# MATERIALS PROVIDED
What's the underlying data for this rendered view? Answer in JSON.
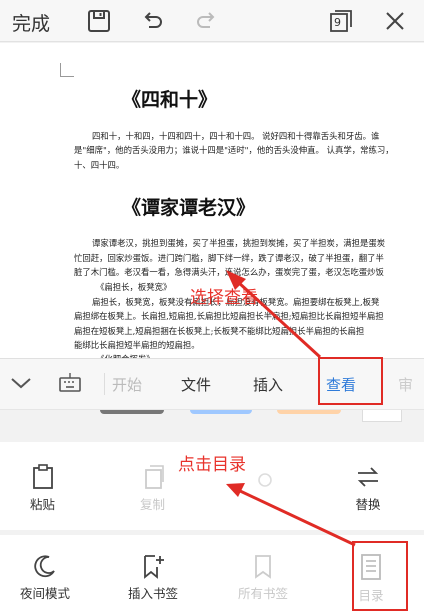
{
  "topbar": {
    "done_label": "完成",
    "page_badge": "9"
  },
  "document": {
    "title1": "《四和十》",
    "para1": [
      "四和十，十和四，十四和四十，四十和十四。 说好四和十得靠舌头和牙齿。谁",
      "是\"细席\"，他的舌头没用力；谁说十四是\"适时\"，他的舌头没伸直。 认真学，常练习，",
      "十、四十四。"
    ],
    "title2": "《谭家谭老汉》",
    "para2": [
      "谭家谭老汉，挑担到蛋摊，买了半担蛋，挑担到炭摊，买了半担炭，满担是蛋炭",
      "忙回赶，回家炒蛋饭。进门跨门槛，脚下绊一绊，跌了谭老汉，破了半担蛋，翻了半",
      "脏了木门槛。老汉看一看，急得满头汗，连说怎么办，蛋炭完了蛋，老汉怎吃蛋炒饭"
    ],
    "para3": [
      "《扁担长，板凳宽》",
      "扁担长，板凳宽，板凳没有扁担长，扁担没有板凳宽。扁担要绑在板凳上,板凳",
      "扁担绑在板凳上。长扁担,短扁担,长扁担比短扁担长半扁担;短扁担比长扁担短半扁担",
      "扁担在短板凳上,短扁担捆在长板凳上;长板凳不能绑比短扁担长半扁担的长扁担",
      "能绑比长扁担短半扁担的短扁担。",
      "《化肥会挥发》"
    ],
    "annotation_select": "选择查看",
    "annotation_click": "点击目录"
  },
  "toolbar": {
    "tabs": [
      "开始",
      "文件",
      "插入",
      "查看",
      "审"
    ]
  },
  "panel1": {
    "items": [
      "粘贴",
      "复制",
      "",
      "替换"
    ]
  },
  "panel2": {
    "items": [
      "夜间模式",
      "插入书签",
      "所有书签",
      "目录"
    ]
  },
  "colors": {
    "accent_blue": "#2f7bd9",
    "annotation_red": "#e02b25"
  }
}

# DIRECTIONS
Pictures in the records above should not be copied. Repeat everything else exactly.

# ANSWER TO THE PROBLEM
What's the underlying data for this rendered view? Answer in JSON.
{
  "topbar": {
    "done_label": "完成",
    "page_badge": "9"
  },
  "document": {
    "title1": "《四和十》",
    "para1": [
      "四和十，十和四，十四和四十，四十和十四。 说好四和十得靠舌头和牙齿。谁",
      "是\"细席\"，他的舌头没用力；谁说十四是\"适时\"，他的舌头没伸直。 认真学，常练习，",
      "十、四十四。"
    ],
    "title2": "《谭家谭老汉》",
    "para2": [
      "谭家谭老汉，挑担到蛋摊，买了半担蛋，挑担到炭摊，买了半担炭，满担是蛋炭",
      "忙回赶，回家炒蛋饭。进门跨门槛，脚下绊一绊，跌了谭老汉，破了半担蛋，翻了半",
      "脏了木门槛。老汉看一看，急得满头汗，连说怎么办，蛋炭完了蛋，老汉怎吃蛋炒饭"
    ],
    "para3": [
      "《扁担长，板凳宽》",
      "扁担长，板凳宽，板凳没有扁担长，扁担没有板凳宽。扁担要绑在板凳上,板凳",
      "扁担绑在板凳上。长扁担,短扁担,长扁担比短扁担长半扁担;短扁担比长扁担短半扁担",
      "扁担在短板凳上,短扁担捆在长板凳上;长板凳不能绑比短扁担长半扁担的长扁担",
      "能绑比长扁担短半扁担的短扁担。",
      "《化肥会挥发》"
    ],
    "annotation_select": "选择查看",
    "annotation_click": "点击目录"
  },
  "toolbar": {
    "tabs": [
      "开始",
      "文件",
      "插入",
      "查看",
      "审"
    ]
  },
  "panel1": {
    "items": [
      "粘贴",
      "复制",
      "",
      "替换"
    ]
  },
  "panel2": {
    "items": [
      "夜间模式",
      "插入书签",
      "所有书签",
      "目录"
    ]
  },
  "colors": {
    "accent_blue": "#2f7bd9",
    "annotation_red": "#e02b25"
  }
}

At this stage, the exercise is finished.